#### Source material

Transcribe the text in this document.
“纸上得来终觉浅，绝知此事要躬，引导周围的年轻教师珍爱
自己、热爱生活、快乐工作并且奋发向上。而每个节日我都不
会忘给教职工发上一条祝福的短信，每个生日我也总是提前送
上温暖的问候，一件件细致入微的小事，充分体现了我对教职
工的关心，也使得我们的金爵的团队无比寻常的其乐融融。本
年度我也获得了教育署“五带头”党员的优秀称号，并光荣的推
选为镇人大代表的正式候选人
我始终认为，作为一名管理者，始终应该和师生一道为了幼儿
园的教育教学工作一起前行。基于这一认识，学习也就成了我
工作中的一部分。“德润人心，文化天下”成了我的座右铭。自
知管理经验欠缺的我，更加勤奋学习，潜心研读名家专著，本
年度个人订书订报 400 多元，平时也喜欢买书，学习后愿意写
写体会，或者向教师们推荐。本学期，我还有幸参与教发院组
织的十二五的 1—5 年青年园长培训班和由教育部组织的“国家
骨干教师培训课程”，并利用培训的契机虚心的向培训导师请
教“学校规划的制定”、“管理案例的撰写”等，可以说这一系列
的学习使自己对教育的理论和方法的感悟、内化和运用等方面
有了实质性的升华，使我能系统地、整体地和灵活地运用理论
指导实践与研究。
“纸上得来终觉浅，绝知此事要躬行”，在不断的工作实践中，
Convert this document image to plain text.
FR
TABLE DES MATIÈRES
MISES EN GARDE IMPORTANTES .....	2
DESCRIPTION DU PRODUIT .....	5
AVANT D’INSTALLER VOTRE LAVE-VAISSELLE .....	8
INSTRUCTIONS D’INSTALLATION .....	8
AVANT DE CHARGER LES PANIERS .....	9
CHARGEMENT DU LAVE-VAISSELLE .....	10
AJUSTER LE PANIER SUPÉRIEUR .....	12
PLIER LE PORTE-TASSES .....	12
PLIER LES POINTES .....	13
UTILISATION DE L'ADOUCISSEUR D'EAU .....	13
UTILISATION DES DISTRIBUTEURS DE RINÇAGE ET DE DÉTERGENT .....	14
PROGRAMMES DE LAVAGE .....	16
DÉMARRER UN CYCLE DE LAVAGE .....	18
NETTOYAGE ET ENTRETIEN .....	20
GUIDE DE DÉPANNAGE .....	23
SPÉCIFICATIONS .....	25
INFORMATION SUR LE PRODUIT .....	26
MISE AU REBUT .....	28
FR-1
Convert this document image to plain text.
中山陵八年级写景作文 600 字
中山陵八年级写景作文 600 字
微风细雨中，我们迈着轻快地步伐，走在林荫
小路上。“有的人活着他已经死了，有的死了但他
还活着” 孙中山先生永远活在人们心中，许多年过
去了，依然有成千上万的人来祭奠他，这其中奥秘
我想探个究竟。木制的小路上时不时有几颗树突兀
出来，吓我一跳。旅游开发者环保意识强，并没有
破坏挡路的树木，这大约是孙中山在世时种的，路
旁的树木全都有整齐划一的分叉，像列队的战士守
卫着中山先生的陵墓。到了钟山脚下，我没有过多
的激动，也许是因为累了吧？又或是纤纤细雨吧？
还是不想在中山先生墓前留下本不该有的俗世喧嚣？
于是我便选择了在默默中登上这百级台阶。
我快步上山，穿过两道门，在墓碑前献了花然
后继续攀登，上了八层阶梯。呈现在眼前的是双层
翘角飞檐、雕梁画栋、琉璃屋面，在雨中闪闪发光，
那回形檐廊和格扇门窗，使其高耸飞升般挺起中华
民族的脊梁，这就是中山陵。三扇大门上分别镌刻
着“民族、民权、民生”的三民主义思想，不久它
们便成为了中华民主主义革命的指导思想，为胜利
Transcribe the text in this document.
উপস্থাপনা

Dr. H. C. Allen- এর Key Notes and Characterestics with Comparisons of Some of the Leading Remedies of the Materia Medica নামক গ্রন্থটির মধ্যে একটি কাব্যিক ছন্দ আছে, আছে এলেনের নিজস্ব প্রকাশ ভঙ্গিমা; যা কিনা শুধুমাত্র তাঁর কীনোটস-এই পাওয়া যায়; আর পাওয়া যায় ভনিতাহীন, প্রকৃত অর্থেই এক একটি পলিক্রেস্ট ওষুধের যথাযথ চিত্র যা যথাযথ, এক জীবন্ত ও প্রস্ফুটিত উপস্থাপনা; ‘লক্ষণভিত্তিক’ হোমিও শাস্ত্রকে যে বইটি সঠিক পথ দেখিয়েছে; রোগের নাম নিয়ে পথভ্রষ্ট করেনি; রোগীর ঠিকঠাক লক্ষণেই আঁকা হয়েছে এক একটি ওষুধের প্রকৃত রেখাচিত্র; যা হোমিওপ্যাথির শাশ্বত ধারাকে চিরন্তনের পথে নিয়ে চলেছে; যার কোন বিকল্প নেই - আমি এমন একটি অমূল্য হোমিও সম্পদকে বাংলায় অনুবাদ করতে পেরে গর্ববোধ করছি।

########

Exercise directions >>
Only lines with the word "AVANT" should be collected from the material.

Worked answer >>
AVANT D’INSTALLER VOTRE LAVE-VAISSELLE .....	8
AVANT DE CHARGER LES PANIERS .....	9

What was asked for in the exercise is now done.